### EXERCISE
Repeat the data verbatim.

### MATERIAL PROVIDED
* BEGIN *

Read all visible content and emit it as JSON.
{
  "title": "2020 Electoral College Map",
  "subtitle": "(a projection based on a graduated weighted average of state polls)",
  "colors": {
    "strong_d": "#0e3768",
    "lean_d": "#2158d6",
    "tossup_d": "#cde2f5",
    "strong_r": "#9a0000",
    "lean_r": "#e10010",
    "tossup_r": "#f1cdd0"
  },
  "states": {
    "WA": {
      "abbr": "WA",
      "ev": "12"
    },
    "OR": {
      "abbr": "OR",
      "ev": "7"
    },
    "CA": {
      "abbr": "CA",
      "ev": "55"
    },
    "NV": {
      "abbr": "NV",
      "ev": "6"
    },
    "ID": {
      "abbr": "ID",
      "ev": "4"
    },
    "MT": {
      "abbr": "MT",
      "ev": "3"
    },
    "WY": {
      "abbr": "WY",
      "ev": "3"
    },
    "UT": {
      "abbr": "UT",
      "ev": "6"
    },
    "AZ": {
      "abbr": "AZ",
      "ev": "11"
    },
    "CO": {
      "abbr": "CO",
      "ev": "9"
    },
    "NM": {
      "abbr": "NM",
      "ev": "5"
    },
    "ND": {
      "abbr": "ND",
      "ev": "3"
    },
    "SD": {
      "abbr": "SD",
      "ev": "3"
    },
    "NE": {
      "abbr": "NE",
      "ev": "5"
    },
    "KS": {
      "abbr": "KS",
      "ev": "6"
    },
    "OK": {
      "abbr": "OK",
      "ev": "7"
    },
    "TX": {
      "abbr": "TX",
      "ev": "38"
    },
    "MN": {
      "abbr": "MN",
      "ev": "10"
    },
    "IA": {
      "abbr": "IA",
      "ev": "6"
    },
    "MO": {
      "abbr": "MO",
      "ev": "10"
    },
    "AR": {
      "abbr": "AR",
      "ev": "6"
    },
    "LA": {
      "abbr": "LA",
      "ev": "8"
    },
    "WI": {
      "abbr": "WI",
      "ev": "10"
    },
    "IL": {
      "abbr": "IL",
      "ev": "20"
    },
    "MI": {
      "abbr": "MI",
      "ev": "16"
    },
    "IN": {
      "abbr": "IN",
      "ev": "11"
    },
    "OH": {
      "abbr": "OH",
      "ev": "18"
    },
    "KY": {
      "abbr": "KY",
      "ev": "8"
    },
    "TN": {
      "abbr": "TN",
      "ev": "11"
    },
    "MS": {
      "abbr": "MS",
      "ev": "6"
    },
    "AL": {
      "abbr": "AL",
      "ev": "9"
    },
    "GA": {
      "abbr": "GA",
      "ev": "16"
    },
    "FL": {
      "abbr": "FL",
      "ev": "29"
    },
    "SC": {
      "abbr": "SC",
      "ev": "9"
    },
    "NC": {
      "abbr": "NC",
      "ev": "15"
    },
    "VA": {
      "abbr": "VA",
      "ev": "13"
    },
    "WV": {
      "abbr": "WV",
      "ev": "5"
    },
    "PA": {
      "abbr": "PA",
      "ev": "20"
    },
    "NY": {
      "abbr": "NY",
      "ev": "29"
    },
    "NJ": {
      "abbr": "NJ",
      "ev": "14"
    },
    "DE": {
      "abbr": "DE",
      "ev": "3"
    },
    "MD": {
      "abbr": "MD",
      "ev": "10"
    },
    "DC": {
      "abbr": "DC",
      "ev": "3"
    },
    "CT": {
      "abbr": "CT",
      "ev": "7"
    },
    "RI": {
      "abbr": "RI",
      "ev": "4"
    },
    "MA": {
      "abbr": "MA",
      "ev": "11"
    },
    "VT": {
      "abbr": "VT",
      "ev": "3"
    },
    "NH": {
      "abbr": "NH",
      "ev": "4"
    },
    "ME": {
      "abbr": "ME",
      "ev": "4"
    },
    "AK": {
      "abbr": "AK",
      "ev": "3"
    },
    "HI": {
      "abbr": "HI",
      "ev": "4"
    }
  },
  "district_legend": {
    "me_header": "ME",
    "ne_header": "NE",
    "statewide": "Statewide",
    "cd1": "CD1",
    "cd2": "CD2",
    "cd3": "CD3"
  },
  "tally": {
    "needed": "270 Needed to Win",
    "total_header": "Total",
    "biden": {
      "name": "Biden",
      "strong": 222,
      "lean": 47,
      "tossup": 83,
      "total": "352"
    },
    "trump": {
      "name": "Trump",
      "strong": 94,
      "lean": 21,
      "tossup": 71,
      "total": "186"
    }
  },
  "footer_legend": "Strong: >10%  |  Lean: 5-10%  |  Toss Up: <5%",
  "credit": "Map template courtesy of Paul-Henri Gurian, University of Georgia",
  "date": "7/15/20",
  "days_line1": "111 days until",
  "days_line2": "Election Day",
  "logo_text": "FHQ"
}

* END *

### THE RESULT
Read all visible content and emit it as JSON.
{
  "title": "2020 Electoral College Map",
  "subtitle": "(a projection based on a graduated weighted average of state polls)",
  "colors": {
    "strong_d": "#0e3768",
    "lean_d": "#2158d6",
    "tossup_d": "#cde2f5",
    "strong_r": "#9a0000",
    "lean_r": "#e10010",
    "tossup_r": "#f1cdd0"
  },
  "states": {
    "WA": {
      "abbr": "WA",
      "ev": "12"
    },
    "OR": {
      "abbr": "OR",
      "ev": "7"
    },
    "CA": {
      "abbr": "CA",
      "ev": "55"
    },
    "NV": {
      "abbr": "NV",
      "ev": "6"
    },
    "ID": {
      "abbr": "ID",
      "ev": "4"
    },
    "MT": {
      "abbr": "MT",
      "ev": "3"
    },
    "WY": {
      "abbr": "WY",
      "ev": "3"
    },
    "UT": {
      "abbr": "UT",
      "ev": "6"
    },
    "AZ": {
      "abbr": "AZ",
      "ev": "11"
    },
    "CO": {
      "abbr": "CO",
      "ev": "9"
    },
    "NM": {
      "abbr": "NM",
      "ev": "5"
    },
    "ND": {
      "abbr": "ND",
      "ev": "3"
    },
    "SD": {
      "abbr": "SD",
      "ev": "3"
    },
    "NE": {
      "abbr": "NE",
      "ev": "5"
    },
    "KS": {
      "abbr": "KS",
      "ev": "6"
    },
    "OK": {
      "abbr": "OK",
      "ev": "7"
    },
    "TX": {
      "abbr": "TX",
      "ev": "38"
    },
    "MN": {
      "abbr": "MN",
      "ev": "10"
    },
    "IA": {
      "abbr": "IA",
      "ev": "6"
    },
    "MO": {
      "abbr": "MO",
      "ev": "10"
    },
    "AR": {
      "abbr": "AR",
      "ev": "6"
    },
    "LA": {
      "abbr": "LA",
      "ev": "8"
    },
    "WI": {
      "abbr": "WI",
      "ev": "10"
    },
    "IL": {
      "abbr": "IL",
      "ev": "20"
    },
    "MI": {
      "abbr": "MI",
      "ev": "16"
    },
    "IN": {
      "abbr": "IN",
      "ev": "11"
    },
    "OH": {
      "abbr": "OH",
      "ev": "18"
    },
    "KY": {
      "abbr": "KY",
      "ev": "8"
    },
    "TN": {
      "abbr": "TN",
      "ev": "11"
    },
    "MS": {
      "abbr": "MS",
      "ev": "6"
    },
    "AL": {
      "abbr": "AL",
      "ev": "9"
    },
    "GA": {
      "abbr": "GA",
      "ev": "16"
    },
    "FL": {
      "abbr": "FL",
      "ev": "29"
    },
    "SC": {
      "abbr": "SC",
      "ev": "9"
    },
    "NC": {
      "abbr": "NC",
      "ev": "15"
    },
    "VA": {
      "abbr": "VA",
      "ev": "13"
    },
    "WV": {
      "abbr": "WV",
      "ev": "5"
    },
    "PA": {
      "abbr": "PA",
      "ev": "20"
    },
    "NY": {
      "abbr": "NY",
      "ev": "29"
    },
    "NJ": {
      "abbr": "NJ",
      "ev": "14"
    },
    "DE": {
      "abbr": "DE",
      "ev": "3"
    },
    "MD": {
      "abbr": "MD",
      "ev": "10"
    },
    "DC": {
      "abbr": "DC",
      "ev": "3"
    },
    "CT": {
      "abbr": "CT",
      "ev": "7"
    },
    "RI": {
      "abbr": "RI",
      "ev": "4"
    },
    "MA": {
      "abbr": "MA",
      "ev": "11"
    },
    "VT": {
      "abbr": "VT",
      "ev": "3"
    },
    "NH": {
      "abbr": "NH",
      "ev": "4"
    },
    "ME": {
      "abbr": "ME",
      "ev": "4"
    },
    "AK": {
      "abbr": "AK",
      "ev": "3"
    },
    "HI": {
      "abbr": "HI",
      "ev": "4"
    }
  },
  "district_legend": {
    "me_header": "ME",
    "ne_header": "NE",
    "statewide": "Statewide",
    "cd1": "CD1",
    "cd2": "CD2",
    "cd3": "CD3"
  },
  "tally": {
    "needed": "270 Needed to Win",
    "total_header": "Total",
    "biden": {
      "name": "Biden",
      "strong": 222,
      "lean": 47,
      "tossup": 83,
      "total": "352"
    },
    "trump": {
      "name": "Trump",
      "strong": 94,
      "lean": 21,
      "tossup": 71,
      "total": "186"
    }
  },
  "footer_legend": "Strong: >10%  |  Lean: 5-10%  |  Toss Up: <5%",
  "credit": "Map template courtesy of Paul-Henri Gurian, University of Georgia",
  "date": "7/15/20",
  "days_line1": "111 days until",
  "days_line2": "Election Day",
  "logo_text": "FHQ"
}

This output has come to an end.